▶ **Task instructions**: Copy out every line in the entries below that includes "humores".
---- Dataset rows
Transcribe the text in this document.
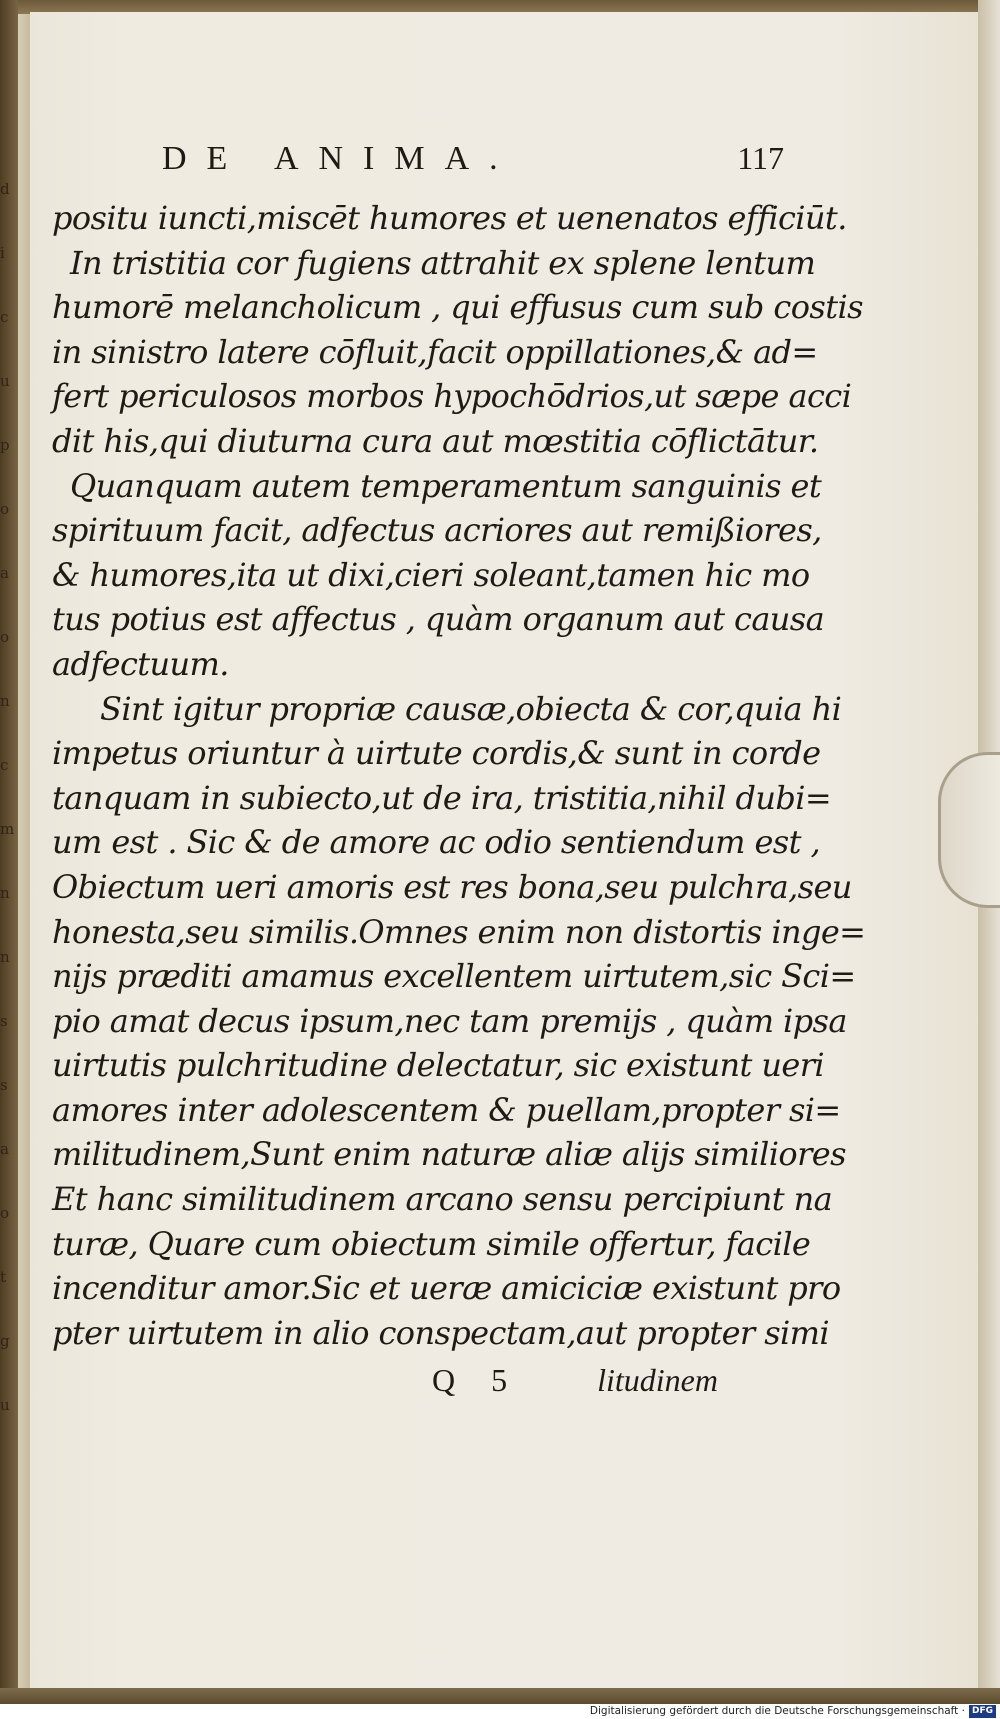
d
i
c
u
p
o
a
o
n
c
m
n
n
s
s
a
o
t
g
u
DE ANIMA.	117
positu iuncti,miscēt humores et uenenatos efficiūt.
In tristitia cor fugiens attrahit ex splene lentum
humorē melancholicum , qui effusus cum sub costis
in sinistro latere cōfluit,facit oppillationes,& ad=
fert periculosos morbos hypochōdrios,ut sæpe acci
dit his,qui diuturna cura aut mœstitia cōflictātur.
Quanquam autem temperamentum sanguinis et
spirituum facit, adfectus acriores aut remißiores,
& humores,ita ut dixi,cieri soleant,tamen hic mo
tus potius est affectus , quàm organum aut causa
adfectuum.
Sint igitur propriæ causæ,obiecta & cor,quia hi
impetus oriuntur à uirtute cordis,& sunt in corde
tanquam in subiecto,ut de ira, tristitia,nihil dubi=
um est . Sic & de amore ac odio sentiendum est ,
Obiectum ueri amoris est res bona,seu pulchra,seu
honesta,seu similis.Omnes enim non distortis inge=
nijs præditi amamus excellentem uirtutem,sic Sci=
pio amat decus ipsum,nec tam premijs , quàm ipsa
uirtutis pulchritudine delectatur, sic existunt ueri
amores inter adolescentem & puellam,propter si=
militudinem,Sunt enim naturæ aliæ alijs similiores
Et hanc similitudinem arcano sensu percipiunt na
turæ, Quare cum obiectum simile offertur, facile
incenditur amor.Sic et ueræ amiciciæ existunt pro
pter uirtutem in alio conspectam,aut propter simi
Q 5 litudinem
Digitalisierung gefördert durch die Deutsche Forschungsgemeinschaft · DFG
--------
▶ **Result for this task**:
positu iuncti,miscēt humores et uenenatos efficiūt.
& humores,ita ut dixi,cieri soleant,tamen hic mo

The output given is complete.